Start of Exercise material
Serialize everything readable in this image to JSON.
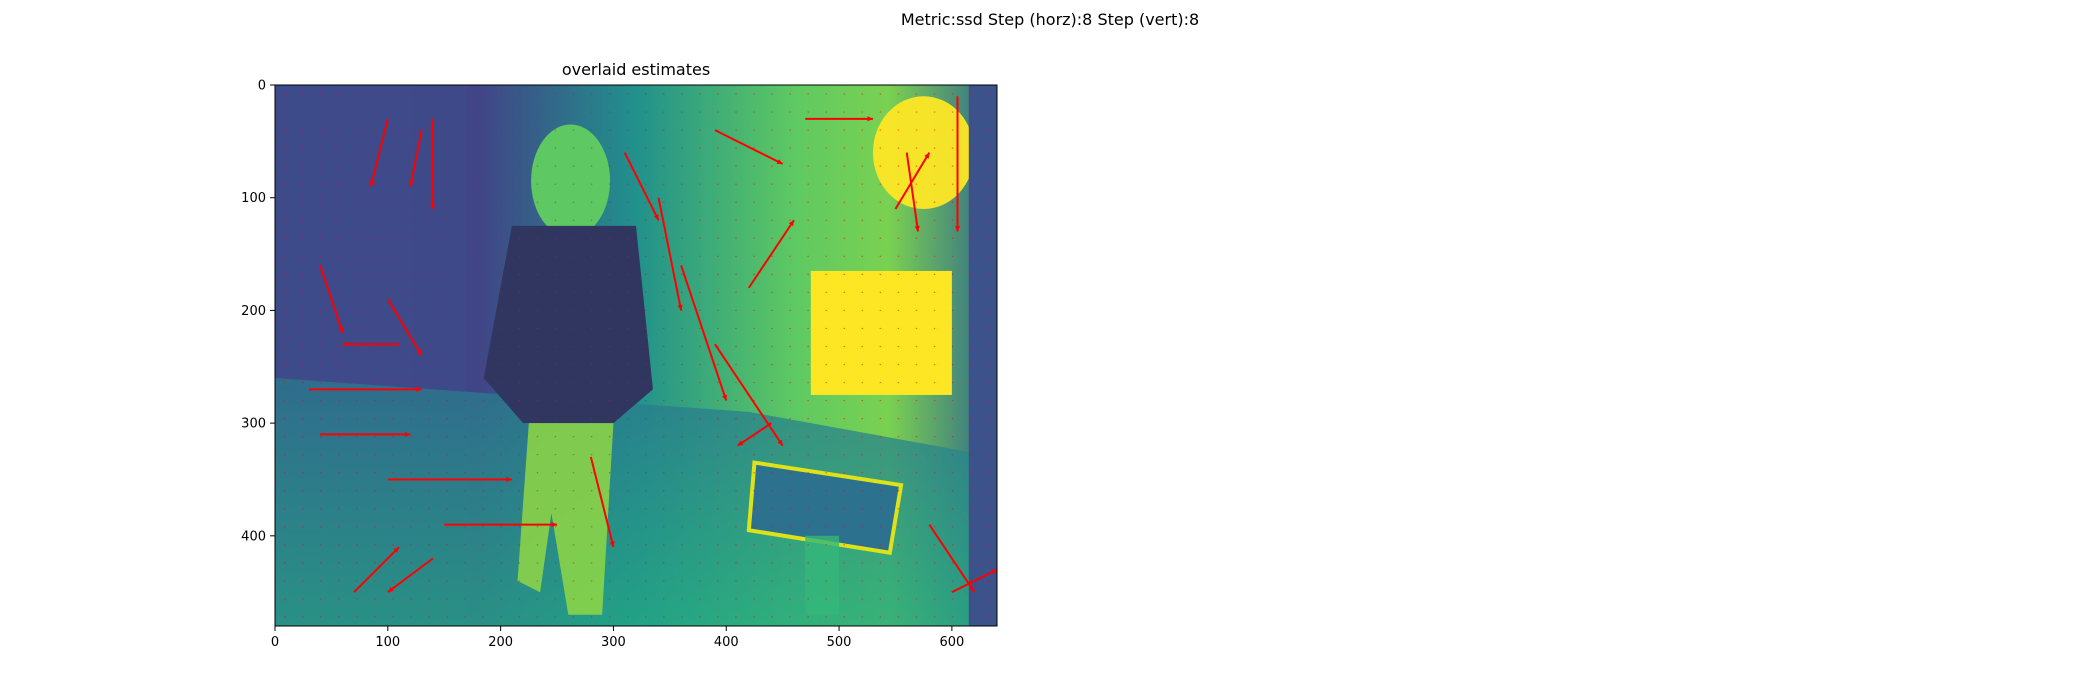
{
  "figure": {
    "suptitle": "Metric:ssd Step (horz):8 Step (vert):8"
  },
  "chart_data": {
    "type": "heatmap",
    "title": "overlaid estimates",
    "xlabel": "",
    "ylabel": "",
    "xlim": [
      0,
      640
    ],
    "ylim": [
      480,
      0
    ],
    "y_inverted": true,
    "xticks": [
      0,
      100,
      200,
      300,
      400,
      500,
      600
    ],
    "yticks": [
      0,
      100,
      200,
      300,
      400
    ],
    "grid": false,
    "legend": "none",
    "background_image": "grayscale photo rendered with viridis colormap: man in patterned shirt walking in a room with a chair",
    "colormap": "viridis",
    "overlay": {
      "type": "quiver",
      "color": "#ff0000",
      "grid_step": 8,
      "notable_vectors": [
        {
          "x": 100,
          "y": 30,
          "u": -15,
          "v": 60
        },
        {
          "x": 130,
          "y": 40,
          "u": -10,
          "v": 50
        },
        {
          "x": 140,
          "y": 30,
          "u": 0,
          "v": 80
        },
        {
          "x": 40,
          "y": 160,
          "u": 20,
          "v": 60
        },
        {
          "x": 100,
          "y": 190,
          "u": 30,
          "v": 50
        },
        {
          "x": 110,
          "y": 230,
          "u": -50,
          "v": 0
        },
        {
          "x": 30,
          "y": 270,
          "u": 100,
          "v": 0
        },
        {
          "x": 40,
          "y": 310,
          "u": 80,
          "v": 0
        },
        {
          "x": 100,
          "y": 350,
          "u": 110,
          "v": 0
        },
        {
          "x": 150,
          "y": 390,
          "u": 100,
          "v": 0
        },
        {
          "x": 70,
          "y": 450,
          "u": 40,
          "v": -40
        },
        {
          "x": 140,
          "y": 420,
          "u": -40,
          "v": 30
        },
        {
          "x": 310,
          "y": 60,
          "u": 30,
          "v": 60
        },
        {
          "x": 340,
          "y": 100,
          "u": 20,
          "v": 100
        },
        {
          "x": 360,
          "y": 160,
          "u": 40,
          "v": 120
        },
        {
          "x": 390,
          "y": 230,
          "u": 60,
          "v": 90
        },
        {
          "x": 420,
          "y": 180,
          "u": 40,
          "v": -60
        },
        {
          "x": 390,
          "y": 40,
          "u": 60,
          "v": 30
        },
        {
          "x": 470,
          "y": 30,
          "u": 60,
          "v": 0
        },
        {
          "x": 550,
          "y": 110,
          "u": 30,
          "v": -50
        },
        {
          "x": 560,
          "y": 60,
          "u": 10,
          "v": 70
        },
        {
          "x": 605,
          "y": 10,
          "u": 0,
          "v": 120
        },
        {
          "x": 580,
          "y": 390,
          "u": 40,
          "v": 60
        },
        {
          "x": 600,
          "y": 450,
          "u": 40,
          "v": -20
        },
        {
          "x": 280,
          "y": 330,
          "u": 20,
          "v": 80
        },
        {
          "x": 440,
          "y": 300,
          "u": -30,
          "v": 20
        }
      ]
    }
  }
}
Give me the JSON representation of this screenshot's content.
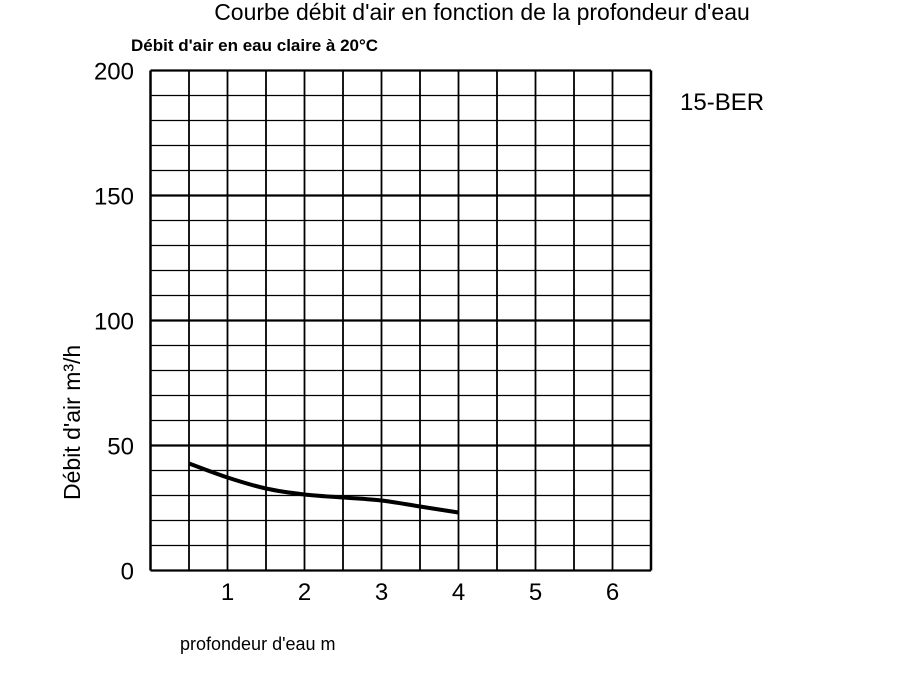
{
  "chart_data": {
    "type": "line",
    "title": "Courbe débit d'air en fonction de la profondeur d'eau",
    "subtitle": "Débit d'air en eau claire à 20°C",
    "model_label": "15-BER",
    "xlabel": "profondeur d'eau m",
    "ylabel": "Débit d'air m³/h",
    "xlim": [
      0,
      6.5
    ],
    "ylim": [
      0,
      200
    ],
    "x_ticks": [
      1,
      2,
      3,
      4,
      5,
      6
    ],
    "y_ticks": [
      0,
      50,
      100,
      150,
      200
    ],
    "grid": true,
    "x_grid_step": 0.5,
    "y_grid_step": 10,
    "series": [
      {
        "color": "#000000",
        "x": [
          0.5,
          1,
          1.5,
          2,
          2.5,
          3,
          3.5,
          4
        ],
        "y": [
          42.8,
          37.2,
          32.8,
          30.4,
          29.2,
          28.0,
          25.6,
          23.2
        ]
      }
    ]
  }
}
End of Exercise material
**Problem to solve**: Your task is to transcribe all of the records precisely, with no images included.

**The answer**:
Serialize everything readable in this image to JSON.
{
  "figure": {
    "suptitle": "Metric:ssd Step (horz):8 Step (vert):8"
  },
  "chart_data": {
    "type": "heatmap",
    "title": "overlaid estimates",
    "xlabel": "",
    "ylabel": "",
    "xlim": [
      0,
      640
    ],
    "ylim": [
      480,
      0
    ],
    "y_inverted": true,
    "xticks": [
      0,
      100,
      200,
      300,
      400,
      500,
      600
    ],
    "yticks": [
      0,
      100,
      200,
      300,
      400
    ],
    "grid": false,
    "legend": "none",
    "background_image": "grayscale photo rendered with viridis colormap: man in patterned shirt walking in a room with a chair",
    "colormap": "viridis",
    "overlay": {
      "type": "quiver",
      "color": "#ff0000",
      "grid_step": 8,
      "notable_vectors": [
        {
          "x": 100,
          "y": 30,
          "u": -15,
          "v": 60
        },
        {
          "x": 130,
          "y": 40,
          "u": -10,
          "v": 50
        },
        {
          "x": 140,
          "y": 30,
          "u": 0,
          "v": 80
        },
        {
          "x": 40,
          "y": 160,
          "u": 20,
          "v": 60
        },
        {
          "x": 100,
          "y": 190,
          "u": 30,
          "v": 50
        },
        {
          "x": 110,
          "y": 230,
          "u": -50,
          "v": 0
        },
        {
          "x": 30,
          "y": 270,
          "u": 100,
          "v": 0
        },
        {
          "x": 40,
          "y": 310,
          "u": 80,
          "v": 0
        },
        {
          "x": 100,
          "y": 350,
          "u": 110,
          "v": 0
        },
        {
          "x": 150,
          "y": 390,
          "u": 100,
          "v": 0
        },
        {
          "x": 70,
          "y": 450,
          "u": 40,
          "v": -40
        },
        {
          "x": 140,
          "y": 420,
          "u": -40,
          "v": 30
        },
        {
          "x": 310,
          "y": 60,
          "u": 30,
          "v": 60
        },
        {
          "x": 340,
          "y": 100,
          "u": 20,
          "v": 100
        },
        {
          "x": 360,
          "y": 160,
          "u": 40,
          "v": 120
        },
        {
          "x": 390,
          "y": 230,
          "u": 60,
          "v": 90
        },
        {
          "x": 420,
          "y": 180,
          "u": 40,
          "v": -60
        },
        {
          "x": 390,
          "y": 40,
          "u": 60,
          "v": 30
        },
        {
          "x": 470,
          "y": 30,
          "u": 60,
          "v": 0
        },
        {
          "x": 550,
          "y": 110,
          "u": 30,
          "v": -50
        },
        {
          "x": 560,
          "y": 60,
          "u": 10,
          "v": 70
        },
        {
          "x": 605,
          "y": 10,
          "u": 0,
          "v": 120
        },
        {
          "x": 580,
          "y": 390,
          "u": 40,
          "v": 60
        },
        {
          "x": 600,
          "y": 450,
          "u": 40,
          "v": -20
        },
        {
          "x": 280,
          "y": 330,
          "u": 20,
          "v": 80
        },
        {
          "x": 440,
          "y": 300,
          "u": -30,
          "v": 20
        }
      ]
    }
  }
}
Give me the JSON representation of this screenshot's content.
{
  "chart_data": {
    "type": "line",
    "title": "Courbe débit d'air en fonction de la profondeur d'eau",
    "subtitle": "Débit d'air en eau claire à 20°C",
    "model_label": "15-BER",
    "xlabel": "profondeur d'eau m",
    "ylabel": "Débit d'air m³/h",
    "xlim": [
      0,
      6.5
    ],
    "ylim": [
      0,
      200
    ],
    "x_ticks": [
      1,
      2,
      3,
      4,
      5,
      6
    ],
    "y_ticks": [
      0,
      50,
      100,
      150,
      200
    ],
    "grid": true,
    "x_grid_step": 0.5,
    "y_grid_step": 10,
    "series": [
      {
        "color": "#000000",
        "x": [
          0.5,
          1,
          1.5,
          2,
          2.5,
          3,
          3.5,
          4
        ],
        "y": [
          42.8,
          37.2,
          32.8,
          30.4,
          29.2,
          28.0,
          25.6,
          23.2
        ]
      }
    ]
  }
}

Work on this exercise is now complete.